Estrai integralmente i record seguenti e ricopiali identici, senza alcuna modifica.

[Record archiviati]
____________________

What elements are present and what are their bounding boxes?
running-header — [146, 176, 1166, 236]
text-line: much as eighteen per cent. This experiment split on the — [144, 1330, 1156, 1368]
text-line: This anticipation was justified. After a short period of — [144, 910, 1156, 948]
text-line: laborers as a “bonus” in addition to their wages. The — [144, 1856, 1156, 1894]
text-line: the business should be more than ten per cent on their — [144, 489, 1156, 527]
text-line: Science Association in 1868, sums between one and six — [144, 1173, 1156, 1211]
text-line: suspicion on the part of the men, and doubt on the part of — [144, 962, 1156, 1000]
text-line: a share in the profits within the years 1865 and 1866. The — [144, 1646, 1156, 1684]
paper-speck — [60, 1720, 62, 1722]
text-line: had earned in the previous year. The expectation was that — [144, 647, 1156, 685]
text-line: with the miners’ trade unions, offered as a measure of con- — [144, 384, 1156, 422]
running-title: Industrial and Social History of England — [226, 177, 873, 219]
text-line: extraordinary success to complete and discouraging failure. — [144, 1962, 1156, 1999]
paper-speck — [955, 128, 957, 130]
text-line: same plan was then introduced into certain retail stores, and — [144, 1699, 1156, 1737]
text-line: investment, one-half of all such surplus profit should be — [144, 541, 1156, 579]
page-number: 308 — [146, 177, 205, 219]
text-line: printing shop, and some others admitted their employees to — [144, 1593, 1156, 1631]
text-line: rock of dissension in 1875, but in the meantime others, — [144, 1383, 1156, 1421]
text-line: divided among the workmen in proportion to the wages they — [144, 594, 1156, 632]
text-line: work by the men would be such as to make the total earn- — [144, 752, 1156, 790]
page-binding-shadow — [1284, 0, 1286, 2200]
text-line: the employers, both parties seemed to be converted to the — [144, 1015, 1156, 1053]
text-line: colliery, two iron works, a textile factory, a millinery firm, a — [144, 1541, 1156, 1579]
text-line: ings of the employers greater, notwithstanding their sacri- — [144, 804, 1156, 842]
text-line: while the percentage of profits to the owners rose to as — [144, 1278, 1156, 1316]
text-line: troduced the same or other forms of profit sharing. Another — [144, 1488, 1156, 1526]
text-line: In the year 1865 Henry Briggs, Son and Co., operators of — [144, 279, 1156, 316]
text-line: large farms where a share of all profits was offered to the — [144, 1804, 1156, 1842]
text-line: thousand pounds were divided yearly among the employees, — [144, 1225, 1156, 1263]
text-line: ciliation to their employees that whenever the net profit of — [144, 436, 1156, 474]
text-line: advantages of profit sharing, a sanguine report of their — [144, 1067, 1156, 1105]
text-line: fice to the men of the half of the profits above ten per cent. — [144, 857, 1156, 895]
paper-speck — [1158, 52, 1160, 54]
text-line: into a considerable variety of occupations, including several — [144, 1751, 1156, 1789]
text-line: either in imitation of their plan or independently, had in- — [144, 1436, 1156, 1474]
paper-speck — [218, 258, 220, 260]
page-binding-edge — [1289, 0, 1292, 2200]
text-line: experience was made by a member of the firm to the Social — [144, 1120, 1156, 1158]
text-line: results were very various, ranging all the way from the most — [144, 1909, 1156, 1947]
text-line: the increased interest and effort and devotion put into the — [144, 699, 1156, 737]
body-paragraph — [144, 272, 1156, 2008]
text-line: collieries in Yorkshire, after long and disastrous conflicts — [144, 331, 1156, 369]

____________________

• _RISPOSTA AL COMPITO_
What elements are present and what are their bounding boxes?
running-header — [146, 176, 1166, 236]
text-line: much as eighteen per cent. This experiment split on the — [144, 1330, 1156, 1368]
text-line: This anticipation was justified. After a short period of — [144, 910, 1156, 948]
text-line: laborers as a “bonus” in addition to their wages. The — [144, 1856, 1156, 1894]
text-line: the business should be more than ten per cent on their — [144, 489, 1156, 527]
text-line: Science Association in 1868, sums between one and six — [144, 1173, 1156, 1211]
text-line: suspicion on the part of the men, and doubt on the part of — [144, 962, 1156, 1000]
text-line: a share in the profits within the years 1865 and 1866. The — [144, 1646, 1156, 1684]
paper-speck — [60, 1720, 62, 1722]
text-line: had earned in the previous year. The expectation was that — [144, 647, 1156, 685]
text-line: with the miners’ trade unions, offered as a measure of con- — [144, 384, 1156, 422]
running-title: Industrial and Social History of England — [226, 177, 873, 219]
text-line: extraordinary success to complete and discouraging failure. — [144, 1962, 1156, 1999]
paper-speck — [955, 128, 957, 130]
text-line: same plan was then introduced into certain retail stores, and — [144, 1699, 1156, 1737]
text-line: investment, one-half of all such surplus profit should be — [144, 541, 1156, 579]
page-number: 308 — [146, 177, 205, 219]
text-line: printing shop, and some others admitted their employees to — [144, 1593, 1156, 1631]
text-line: rock of dissension in 1875, but in the meantime others, — [144, 1383, 1156, 1421]
text-line: divided among the workmen in proportion to the wages they — [144, 594, 1156, 632]
text-line: work by the men would be such as to make the total earn- — [144, 752, 1156, 790]
page-binding-shadow — [1284, 0, 1286, 2200]
text-line: the employers, both parties seemed to be converted to the — [144, 1015, 1156, 1053]
text-line: colliery, two iron works, a textile factory, a millinery firm, a — [144, 1541, 1156, 1579]
text-line: ings of the employers greater, notwithstanding their sacri- — [144, 804, 1156, 842]
text-line: while the percentage of profits to the owners rose to as — [144, 1278, 1156, 1316]
text-line: troduced the same or other forms of profit sharing. Another — [144, 1488, 1156, 1526]
text-line: In the year 1865 Henry Briggs, Son and Co., operators of — [144, 279, 1156, 316]
text-line: large farms where a share of all profits was offered to the — [144, 1804, 1156, 1842]
text-line: thousand pounds were divided yearly among the employees, — [144, 1225, 1156, 1263]
text-line: ciliation to their employees that whenever the net profit of — [144, 436, 1156, 474]
text-line: advantages of profit sharing, a sanguine report of their — [144, 1067, 1156, 1105]
text-line: fice to the men of the half of the profits above ten per cent. — [144, 857, 1156, 895]
paper-speck — [1158, 52, 1160, 54]
text-line: into a considerable variety of occupations, including several — [144, 1751, 1156, 1789]
text-line: either in imitation of their plan or independently, had in- — [144, 1436, 1156, 1474]
paper-speck — [218, 258, 220, 260]
page-binding-edge — [1289, 0, 1292, 2200]
text-line: experience was made by a member of the firm to the Social — [144, 1120, 1156, 1158]
text-line: results were very various, ranging all the way from the most — [144, 1909, 1156, 1947]
text-line: the increased interest and effort and devotion put into the — [144, 699, 1156, 737]
body-paragraph — [144, 272, 1156, 2008]
text-line: collieries in Yorkshire, after long and disastrous conflicts — [144, 331, 1156, 369]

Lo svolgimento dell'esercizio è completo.